Problem description: Output the lines that follow exactly as they are.

Supplied material:
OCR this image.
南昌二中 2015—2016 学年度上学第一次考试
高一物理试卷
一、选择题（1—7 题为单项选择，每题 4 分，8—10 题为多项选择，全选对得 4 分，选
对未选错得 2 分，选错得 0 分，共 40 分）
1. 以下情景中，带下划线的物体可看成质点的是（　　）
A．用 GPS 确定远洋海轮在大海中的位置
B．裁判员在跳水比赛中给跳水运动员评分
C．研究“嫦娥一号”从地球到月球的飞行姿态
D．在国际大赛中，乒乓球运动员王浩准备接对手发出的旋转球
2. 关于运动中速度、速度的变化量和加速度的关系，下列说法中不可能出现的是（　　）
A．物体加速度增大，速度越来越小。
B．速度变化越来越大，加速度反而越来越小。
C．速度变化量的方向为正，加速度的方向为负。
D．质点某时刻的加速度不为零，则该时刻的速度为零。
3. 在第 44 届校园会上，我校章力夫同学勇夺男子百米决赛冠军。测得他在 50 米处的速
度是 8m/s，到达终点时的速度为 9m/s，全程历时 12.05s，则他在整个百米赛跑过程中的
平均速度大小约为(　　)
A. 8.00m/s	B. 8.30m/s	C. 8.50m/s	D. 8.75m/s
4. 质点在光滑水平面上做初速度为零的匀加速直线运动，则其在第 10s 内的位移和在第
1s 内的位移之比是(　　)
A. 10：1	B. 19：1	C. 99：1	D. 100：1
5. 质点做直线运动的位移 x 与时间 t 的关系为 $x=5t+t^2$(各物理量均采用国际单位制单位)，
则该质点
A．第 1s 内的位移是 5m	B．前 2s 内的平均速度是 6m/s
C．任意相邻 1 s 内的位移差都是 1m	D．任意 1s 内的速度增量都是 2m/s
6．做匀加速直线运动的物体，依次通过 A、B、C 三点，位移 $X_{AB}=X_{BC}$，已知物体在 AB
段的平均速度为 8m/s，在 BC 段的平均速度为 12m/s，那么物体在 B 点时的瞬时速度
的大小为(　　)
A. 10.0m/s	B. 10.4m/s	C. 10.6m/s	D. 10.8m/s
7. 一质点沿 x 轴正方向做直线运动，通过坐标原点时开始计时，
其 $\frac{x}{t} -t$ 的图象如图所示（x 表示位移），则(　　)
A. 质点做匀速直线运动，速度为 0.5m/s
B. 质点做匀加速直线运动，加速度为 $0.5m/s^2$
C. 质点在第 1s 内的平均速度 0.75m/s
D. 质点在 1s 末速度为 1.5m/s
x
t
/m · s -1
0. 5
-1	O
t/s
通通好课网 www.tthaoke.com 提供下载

Solved exercise:
OCR this image.
南昌二中 2015—2016 学年度上学第一次考试
高一物理试卷
一、选择题（1—7 题为单项选择，每题 4 分，8—10 题为多项选择，全选对得 4 分，选
对未选错得 2 分，选错得 0 分，共 40 分）
1. 以下情景中，带下划线的物体可看成质点的是（　　）
A．用 GPS 确定远洋海轮在大海中的位置
B．裁判员在跳水比赛中给跳水运动员评分
C．研究“嫦娥一号”从地球到月球的飞行姿态
D．在国际大赛中，乒乓球运动员王浩准备接对手发出的旋转球
2. 关于运动中速度、速度的变化量和加速度的关系，下列说法中不可能出现的是（　　）
A．物体加速度增大，速度越来越小。
B．速度变化越来越大，加速度反而越来越小。
C．速度变化量的方向为正，加速度的方向为负。
D．质点某时刻的加速度不为零，则该时刻的速度为零。
3. 在第 44 届校园会上，我校章力夫同学勇夺男子百米决赛冠军。测得他在 50 米处的速
度是 8m/s，到达终点时的速度为 9m/s，全程历时 12.05s，则他在整个百米赛跑过程中的
平均速度大小约为(　　)
A. 8.00m/s	B. 8.30m/s	C. 8.50m/s	D. 8.75m/s
4. 质点在光滑水平面上做初速度为零的匀加速直线运动，则其在第 10s 内的位移和在第
1s 内的位移之比是(　　)
A. 10：1	B. 19：1	C. 99：1	D. 100：1
5. 质点做直线运动的位移 x 与时间 t 的关系为 $x=5t+t^2$(各物理量均采用国际单位制单位)，
则该质点
A．第 1s 内的位移是 5m	B．前 2s 内的平均速度是 6m/s
C．任意相邻 1 s 内的位移差都是 1m	D．任意 1s 内的速度增量都是 2m/s
6．做匀加速直线运动的物体，依次通过 A、B、C 三点，位移 $X_{AB}=X_{BC}$，已知物体在 AB
段的平均速度为 8m/s，在 BC 段的平均速度为 12m/s，那么物体在 B 点时的瞬时速度
的大小为(　　)
A. 10.0m/s	B. 10.4m/s	C. 10.6m/s	D. 10.8m/s
7. 一质点沿 x 轴正方向做直线运动，通过坐标原点时开始计时，
其 $\frac{x}{t} -t$ 的图象如图所示（x 表示位移），则(　　)
A. 质点做匀速直线运动，速度为 0.5m/s
B. 质点做匀加速直线运动，加速度为 $0.5m/s^2$
C. 质点在第 1s 内的平均速度 0.75m/s
D. 质点在 1s 末速度为 1.5m/s
x
t
/m · s -1
0. 5
-1	O
t/s
通通好课网 www.tthaoke.com 提供下载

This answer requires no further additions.